Leaving out all images, write out the records that follow exactly.

**Entries provided**
--

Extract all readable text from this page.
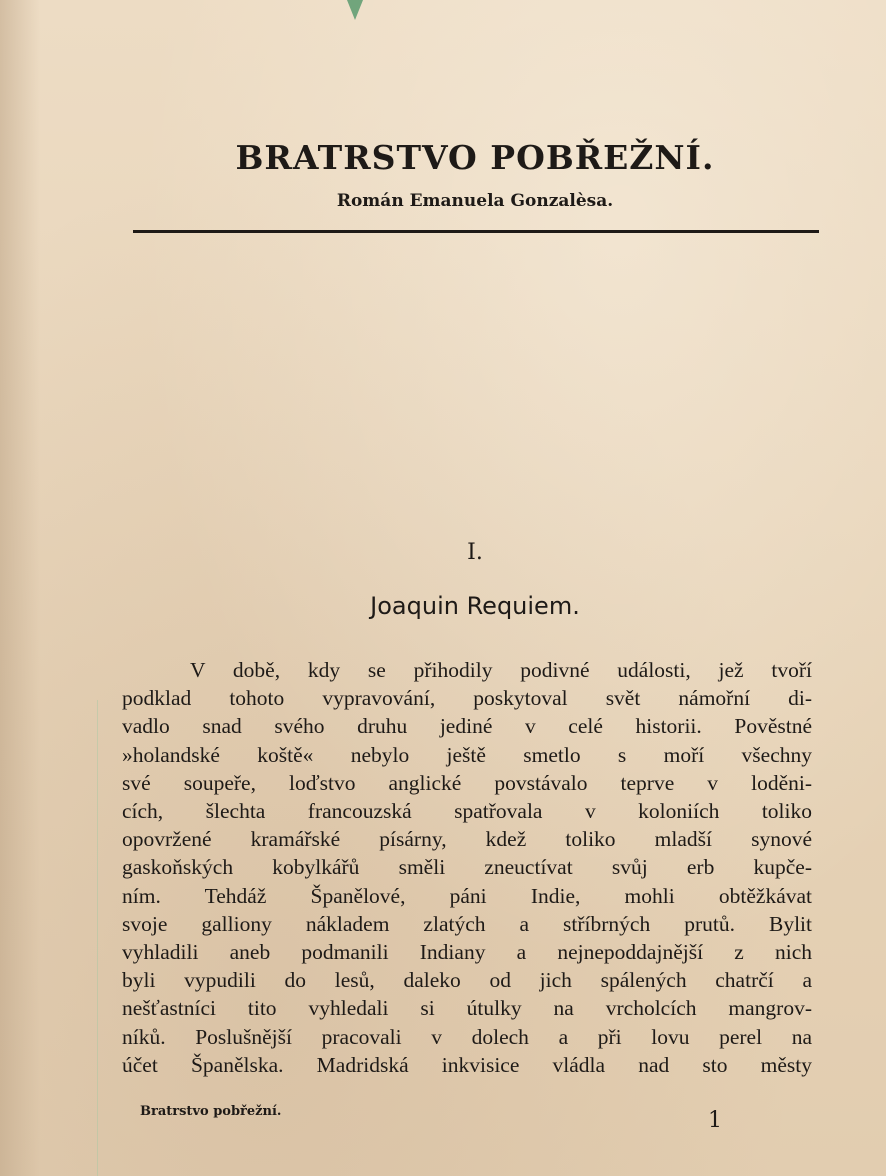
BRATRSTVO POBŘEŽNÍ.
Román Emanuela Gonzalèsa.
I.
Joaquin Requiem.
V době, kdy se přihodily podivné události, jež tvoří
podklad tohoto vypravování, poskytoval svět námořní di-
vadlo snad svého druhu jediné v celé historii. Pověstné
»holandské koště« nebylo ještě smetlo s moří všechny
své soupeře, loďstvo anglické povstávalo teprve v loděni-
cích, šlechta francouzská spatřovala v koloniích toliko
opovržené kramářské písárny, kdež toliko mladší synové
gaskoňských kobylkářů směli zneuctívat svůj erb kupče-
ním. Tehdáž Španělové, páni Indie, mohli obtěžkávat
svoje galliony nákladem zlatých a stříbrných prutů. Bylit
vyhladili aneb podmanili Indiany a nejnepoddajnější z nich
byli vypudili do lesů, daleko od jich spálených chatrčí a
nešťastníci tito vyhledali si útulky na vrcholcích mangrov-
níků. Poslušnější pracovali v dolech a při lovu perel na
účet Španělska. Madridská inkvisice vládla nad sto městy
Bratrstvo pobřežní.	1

--

**Written solution**
Extract all readable text from this page.
BRATRSTVO POBŘEŽNÍ.
Román Emanuela Gonzalèsa.
I.
Joaquin Requiem.
V době, kdy se přihodily podivné události, jež tvoří
podklad tohoto vypravování, poskytoval svět námořní di-
vadlo snad svého druhu jediné v celé historii. Pověstné
»holandské koště« nebylo ještě smetlo s moří všechny
své soupeře, loďstvo anglické povstávalo teprve v loděni-
cích, šlechta francouzská spatřovala v koloniích toliko
opovržené kramářské písárny, kdež toliko mladší synové
gaskoňských kobylkářů směli zneuctívat svůj erb kupče-
ním. Tehdáž Španělové, páni Indie, mohli obtěžkávat
svoje galliony nákladem zlatých a stříbrných prutů. Bylit
vyhladili aneb podmanili Indiany a nejnepoddajnější z nich
byli vypudili do lesů, daleko od jich spálených chatrčí a
nešťastníci tito vyhledali si útulky na vrcholcích mangrov-
níků. Poslušnější pracovali v dolech a při lovu perel na
účet Španělska. Madridská inkvisice vládla nad sto městy
Bratrstvo pobřežní.	1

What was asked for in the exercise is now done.